• _Task input_
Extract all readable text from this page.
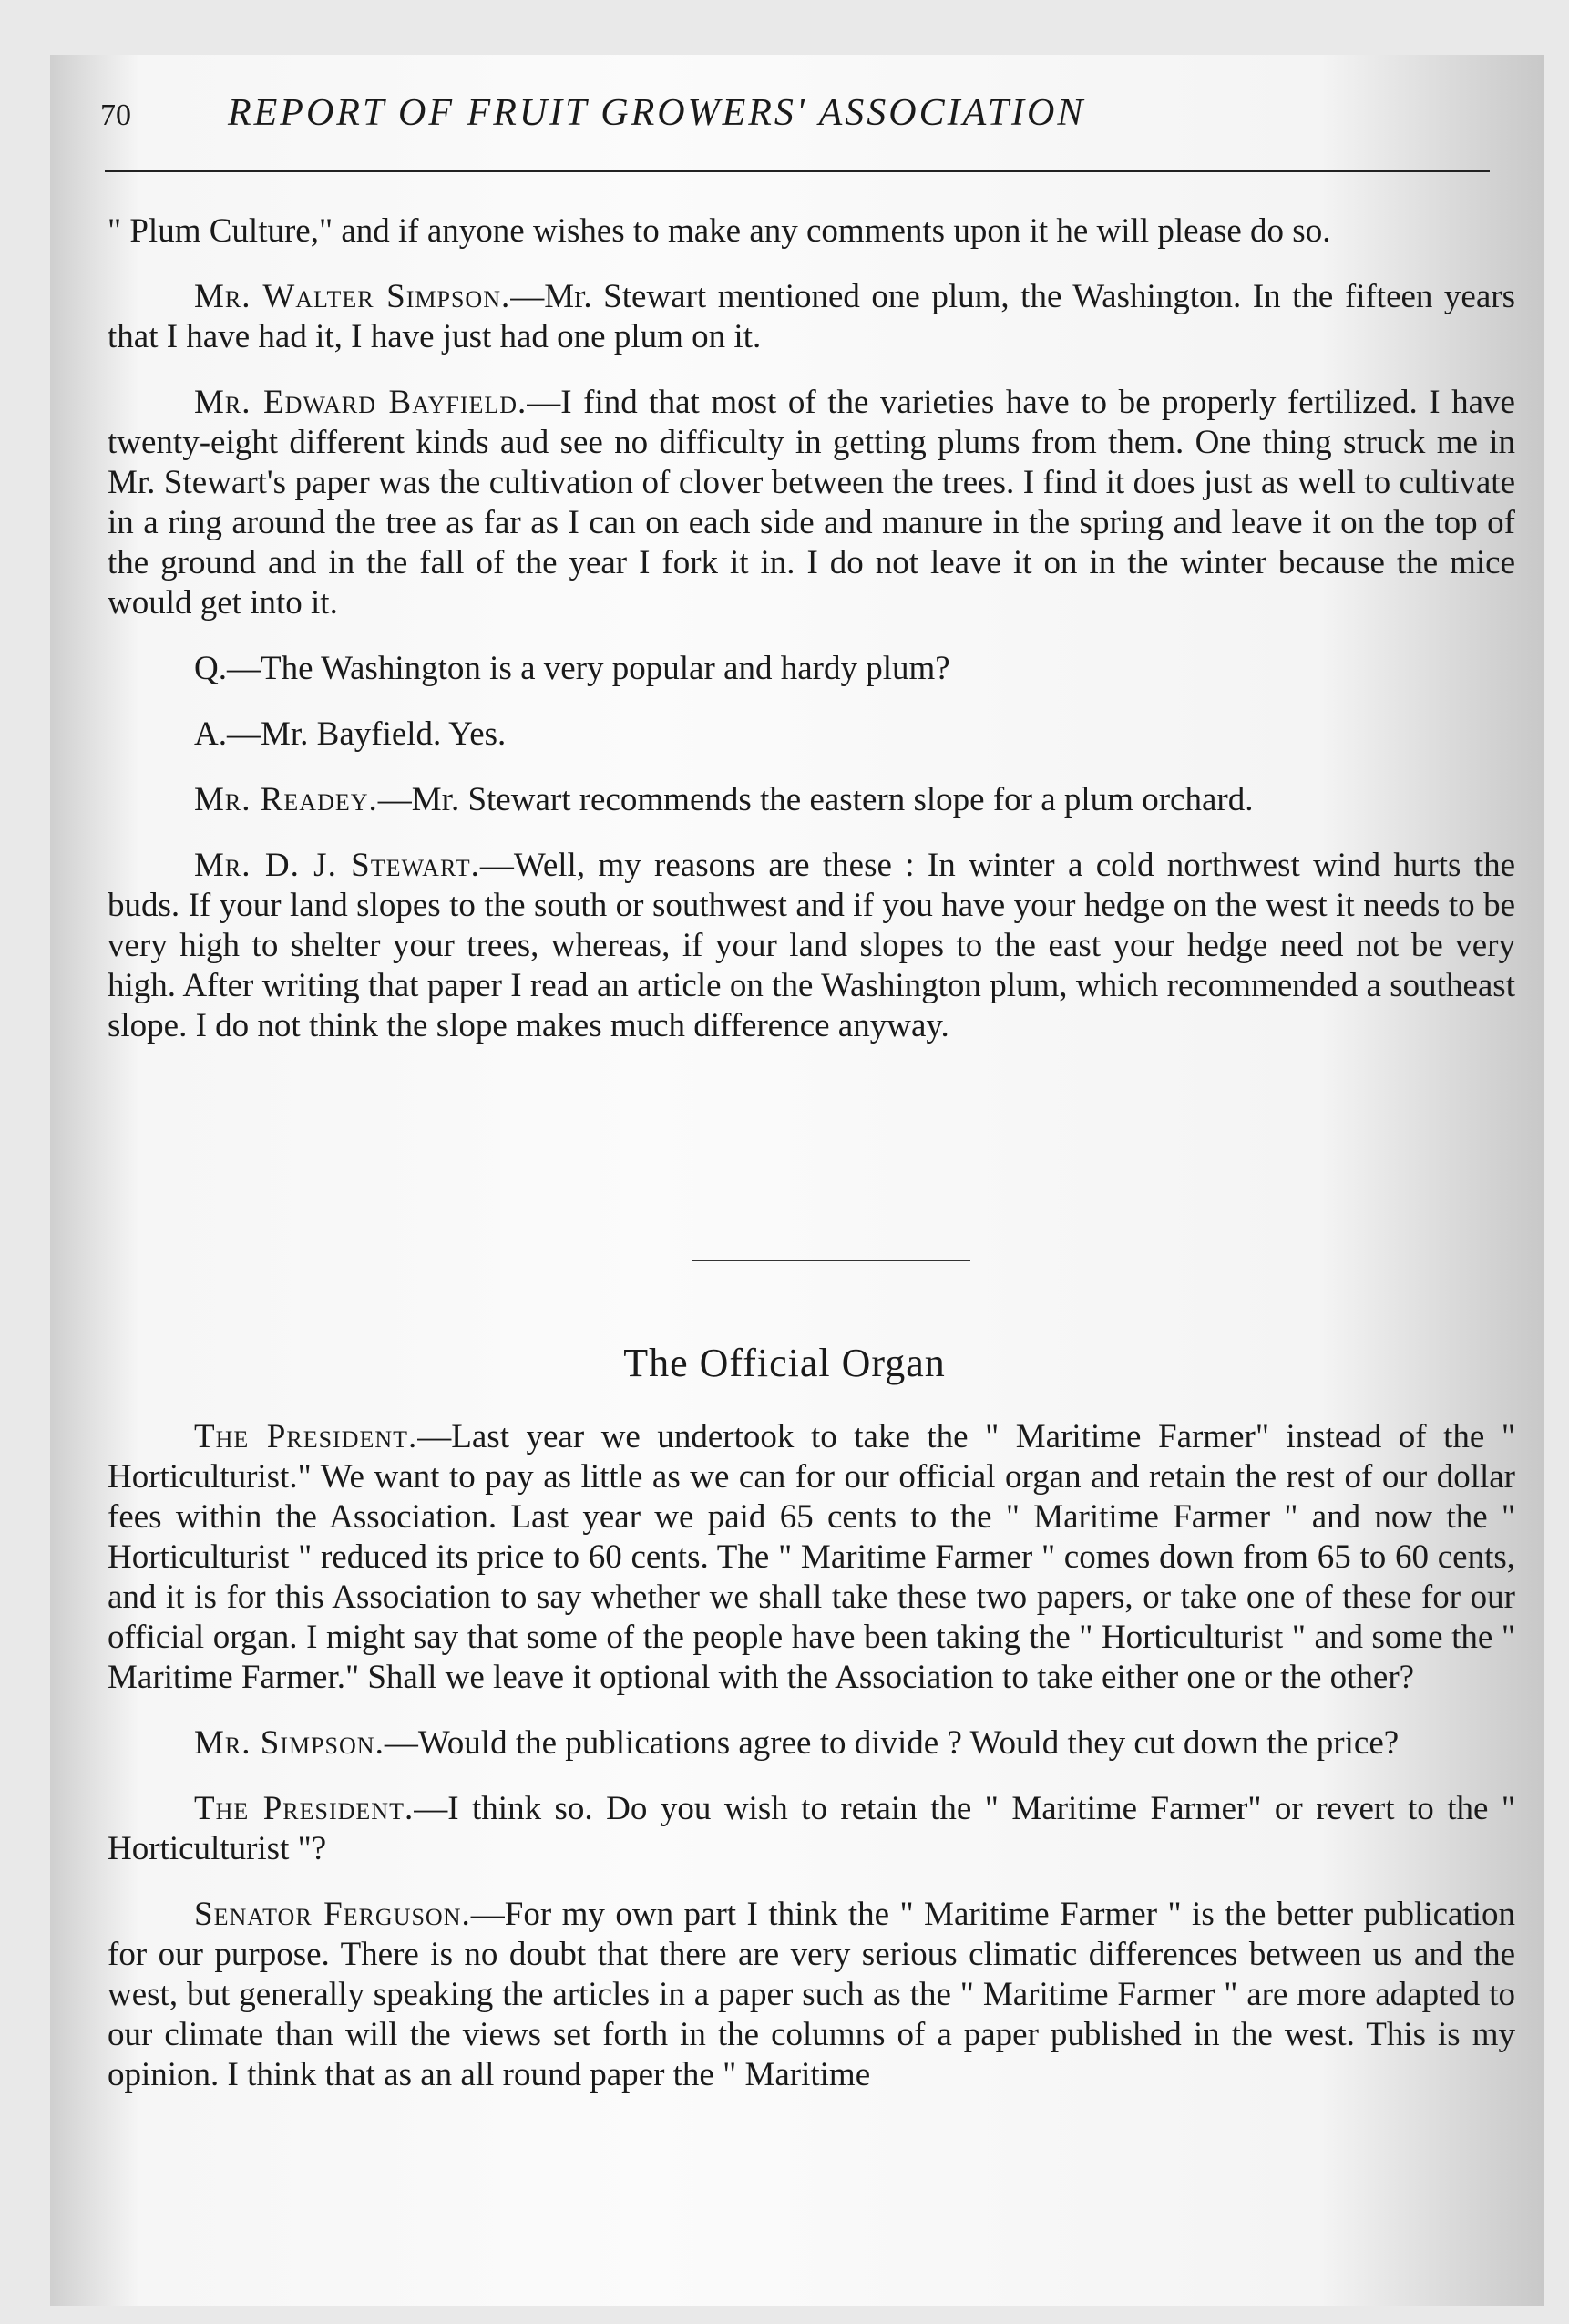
70	REPORT OF FRUIT GROWERS' ASSOCIATION

" Plum Culture," and if anyone wishes to make any comments upon it he will please do so.

Mr. Walter Simpson.—Mr. Stewart mentioned one plum, the Washington. In the fifteen years that I have had it, I have just had one plum on it.

Mr. Edward Bayfield.—I find that most of the varieties have to be properly fertilized. I have twenty-eight different kinds aud see no difficulty in getting plums from them. One thing struck me in Mr. Stewart's paper was the cultivation of clover between the trees. I find it does just as well to cultivate in a ring around the tree as far as I can on each side and manure in the spring and leave it on the top of the ground and in the fall of the year I fork it in. I do not leave it on in the winter because the mice would get into it.

Q.—The Washington is a very popular and hardy plum?

A.—Mr. Bayfield. Yes.

Mr. Readey.—Mr. Stewart recommends the eastern slope for a plum orchard.

Mr. D. J. Stewart.—Well, my reasons are these : In winter a cold northwest wind hurts the buds. If your land slopes to the south or southwest and if you have your hedge on the west it needs to be very high to shelter your trees, whereas, if your land slopes to the east your hedge need not be very high. After writing that paper I read an article on the Washington plum, which recommended a southeast slope. I do not think the slope makes much difference anyway.

The Official Organ

The President.—Last year we undertook to take the " Maritime Farmer" instead of the " Horticulturist." We want to pay as little as we can for our official organ and retain the rest of our dollar fees within the Association. Last year we paid 65 cents to the " Maritime Farmer " and now the " Horticulturist " reduced its price to 60 cents. The " Maritime Farmer " comes down from 65 to 60 cents, and it is for this Association to say whether we shall take these two papers, or take one of these for our official organ. I might say that some of the people have been taking the " Horticulturist " and some the " Maritime Farmer." Shall we leave it optional with the Association to take either one or the other?

Mr. Simpson.—Would the publications agree to divide ? Would they cut down the price?

The President.—I think so. Do you wish to retain the " Maritime Farmer" or revert to the " Horticulturist "?

Senator Ferguson.—For my own part I think the " Maritime Farmer " is the better publication for our purpose. There is no doubt that there are very serious climatic differences between us and the west, but generally speaking the articles in a paper such as the " Maritime Farmer " are more adapted to our climate than will the views set forth in the columns of a paper published in the west. This is my opinion. I think that as an all round paper the " Maritime
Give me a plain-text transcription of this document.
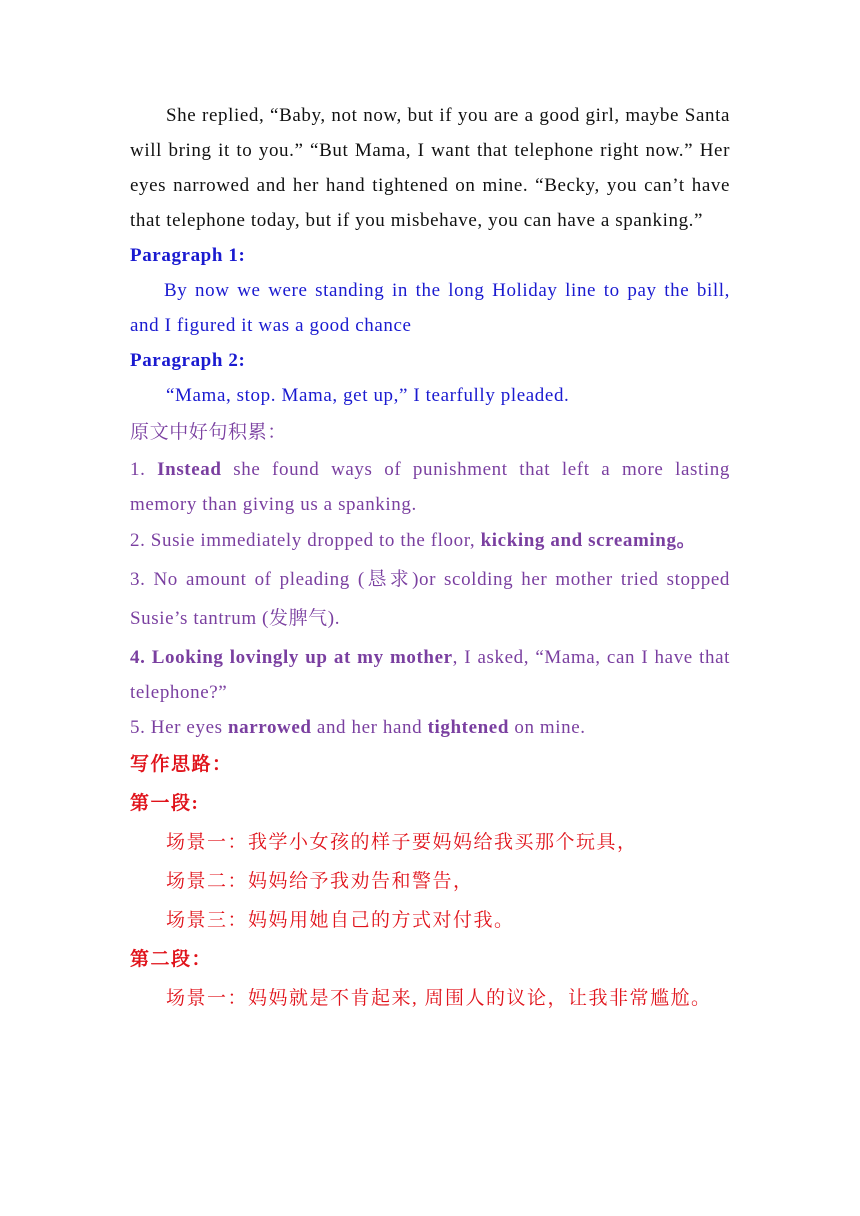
She replied, “Baby, not now, but if you are a good girl, maybe Santa will bring it to you.” “But Mama, I want that telephone right now.” Her eyes narrowed and her hand tightened on mine. “Becky, you can’t have that telephone today, but if you misbehave, you can have a spanking.”

Paragraph 1:

By now we were standing in the long Holiday line to pay the bill, and I figured it was a good chance

Paragraph 2:

“Mama, stop. Mama, get up,” I tearfully pleaded.

原文中好句积累：

1. Instead she found ways of punishment that left a more lasting memory than giving us a spanking.

2. Susie immediately dropped to the floor, kicking and screaming。

3. No amount of pleading (恳求)or scolding her mother tried stopped Susie’s tantrum (发脾气).

4. Looking lovingly up at my mother, I asked, “Mama, can I have that telephone?”

5. Her eyes narrowed and her hand tightened on mine.

写作思路：

第一段:

场景一：我学小女孩的样子要妈妈给我买那个玩具，

场景二：妈妈给予我劝告和警告，

场景三：妈妈用她自己的方式对付我。

第二段：

场景一：妈妈就是不肯起来, 周围人的议论，让我非常尴尬。
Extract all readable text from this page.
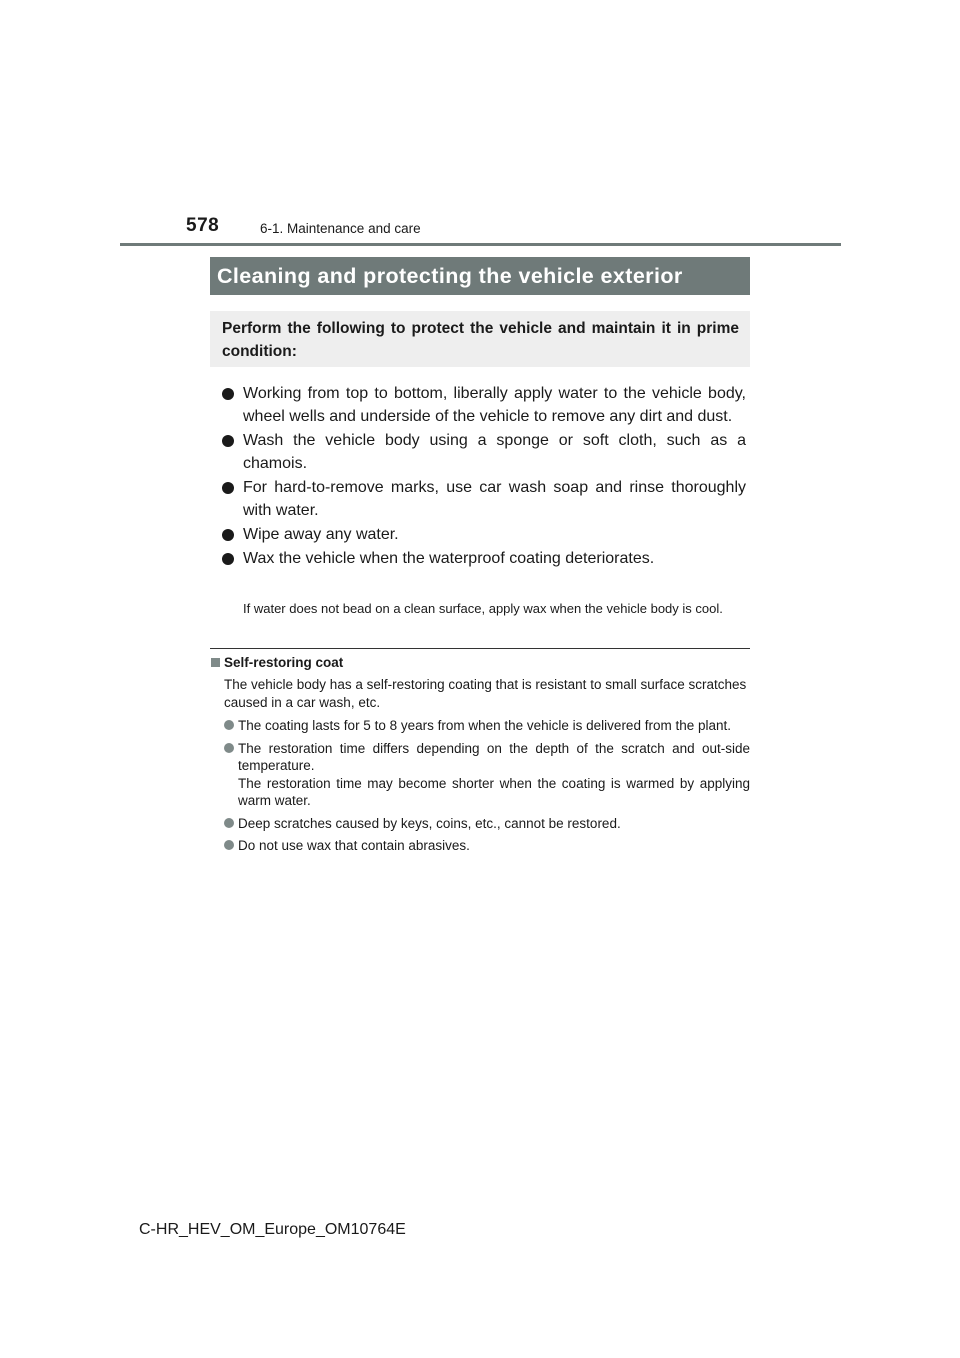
578	6-1. Maintenance and care
Cleaning and protecting the vehicle exterior
Perform the following to protect the vehicle and maintain it in prime condition:
Working from top to bottom, liberally apply water to the vehicle body, wheel wells and underside of the vehicle to remove any dirt and dust.
Wash the vehicle body using a sponge or soft cloth, such as a chamois.
For hard-to-remove marks, use car wash soap and rinse thoroughly with water.
Wipe away any water.
Wax the vehicle when the waterproof coating deteriorates.
If water does not bead on a clean surface, apply wax when the vehicle body is cool.
Self-restoring coat
The vehicle body has a self-restoring coating that is resistant to small surface scratches caused in a car wash, etc.
The coating lasts for 5 to 8 years from when the vehicle is delivered from the plant.
The restoration time differs depending on the depth of the scratch and out-side temperature.
The restoration time may become shorter when the coating is warmed by applying warm water.
Deep scratches caused by keys, coins, etc., cannot be restored.
Do not use wax that contain abrasives.
C-HR_HEV_OM_Europe_OM10764E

• _Task_
Return every line of the records exactly as given, pictures excluded.

• _Result_
Extract all readable text from this page.
70	REPORT OF FRUIT GROWERS' ASSOCIATION

" Plum Culture," and if anyone wishes to make any comments upon it he will please do so.

Mr. Walter Simpson.—Mr. Stewart mentioned one plum, the Washington. In the fifteen years that I have had it, I have just had one plum on it.

Mr. Edward Bayfield.—I find that most of the varieties have to be properly fertilized. I have twenty-eight different kinds aud see no difficulty in getting plums from them. One thing struck me in Mr. Stewart's paper was the cultivation of clover between the trees. I find it does just as well to cultivate in a ring around the tree as far as I can on each side and manure in the spring and leave it on the top of the ground and in the fall of the year I fork it in. I do not leave it on in the winter because the mice would get into it.

Q.—The Washington is a very popular and hardy plum?

A.—Mr. Bayfield. Yes.

Mr. Readey.—Mr. Stewart recommends the eastern slope for a plum orchard.

Mr. D. J. Stewart.—Well, my reasons are these : In winter a cold northwest wind hurts the buds. If your land slopes to the south or southwest and if you have your hedge on the west it needs to be very high to shelter your trees, whereas, if your land slopes to the east your hedge need not be very high. After writing that paper I read an article on the Washington plum, which recommended a southeast slope. I do not think the slope makes much difference anyway.

The Official Organ

The President.—Last year we undertook to take the " Maritime Farmer" instead of the " Horticulturist." We want to pay as little as we can for our official organ and retain the rest of our dollar fees within the Association. Last year we paid 65 cents to the " Maritime Farmer " and now the " Horticulturist " reduced its price to 60 cents. The " Maritime Farmer " comes down from 65 to 60 cents, and it is for this Association to say whether we shall take these two papers, or take one of these for our official organ. I might say that some of the people have been taking the " Horticulturist " and some the " Maritime Farmer." Shall we leave it optional with the Association to take either one or the other?

Mr. Simpson.—Would the publications agree to divide ? Would they cut down the price?

The President.—I think so. Do you wish to retain the " Maritime Farmer" or revert to the " Horticulturist "?

Senator Ferguson.—For my own part I think the " Maritime Farmer " is the better publication for our purpose. There is no doubt that there are very serious climatic differences between us and the west, but generally speaking the articles in a paper such as the " Maritime Farmer " are more adapted to our climate than will the views set forth in the columns of a paper published in the west. This is my opinion. I think that as an all round paper the " Maritime
Give me a plain-text transcription of this document.
She replied, “Baby, not now, but if you are a good girl, maybe Santa will bring it to you.” “But Mama, I want that telephone right now.” Her eyes narrowed and her hand tightened on mine. “Becky, you can’t have that telephone today, but if you misbehave, you can have a spanking.”

Paragraph 1:

By now we were standing in the long Holiday line to pay the bill, and I figured it was a good chance

Paragraph 2:

“Mama, stop. Mama, get up,” I tearfully pleaded.

原文中好句积累：

1. Instead she found ways of punishment that left a more lasting memory than giving us a spanking.

2. Susie immediately dropped to the floor, kicking and screaming。

3. No amount of pleading (恳求)or scolding her mother tried stopped Susie’s tantrum (发脾气).

4. Looking lovingly up at my mother, I asked, “Mama, can I have that telephone?”

5. Her eyes narrowed and her hand tightened on mine.

写作思路：

第一段:

场景一：我学小女孩的样子要妈妈给我买那个玩具，

场景二：妈妈给予我劝告和警告，

场景三：妈妈用她自己的方式对付我。

第二段：

场景一：妈妈就是不肯起来, 周围人的议论，让我非常尴尬。
Extract all readable text from this page.
578	6-1. Maintenance and care
Cleaning and protecting the vehicle exterior
Perform the following to protect the vehicle and maintain it in prime condition:
Working from top to bottom, liberally apply water to the vehicle body, wheel wells and underside of the vehicle to remove any dirt and dust.
Wash the vehicle body using a sponge or soft cloth, such as a chamois.
For hard-to-remove marks, use car wash soap and rinse thoroughly with water.
Wipe away any water.
Wax the vehicle when the waterproof coating deteriorates.
If water does not bead on a clean surface, apply wax when the vehicle body is cool.
Self-restoring coat
The vehicle body has a self-restoring coating that is resistant to small surface scratches caused in a car wash, etc.
The coating lasts for 5 to 8 years from when the vehicle is delivered from the plant.
The restoration time differs depending on the depth of the scratch and out-side temperature.
The restoration time may become shorter when the coating is warmed by applying warm water.
Deep scratches caused by keys, coins, etc., cannot be restored.
Do not use wax that contain abrasives.
C-HR_HEV_OM_Europe_OM10764E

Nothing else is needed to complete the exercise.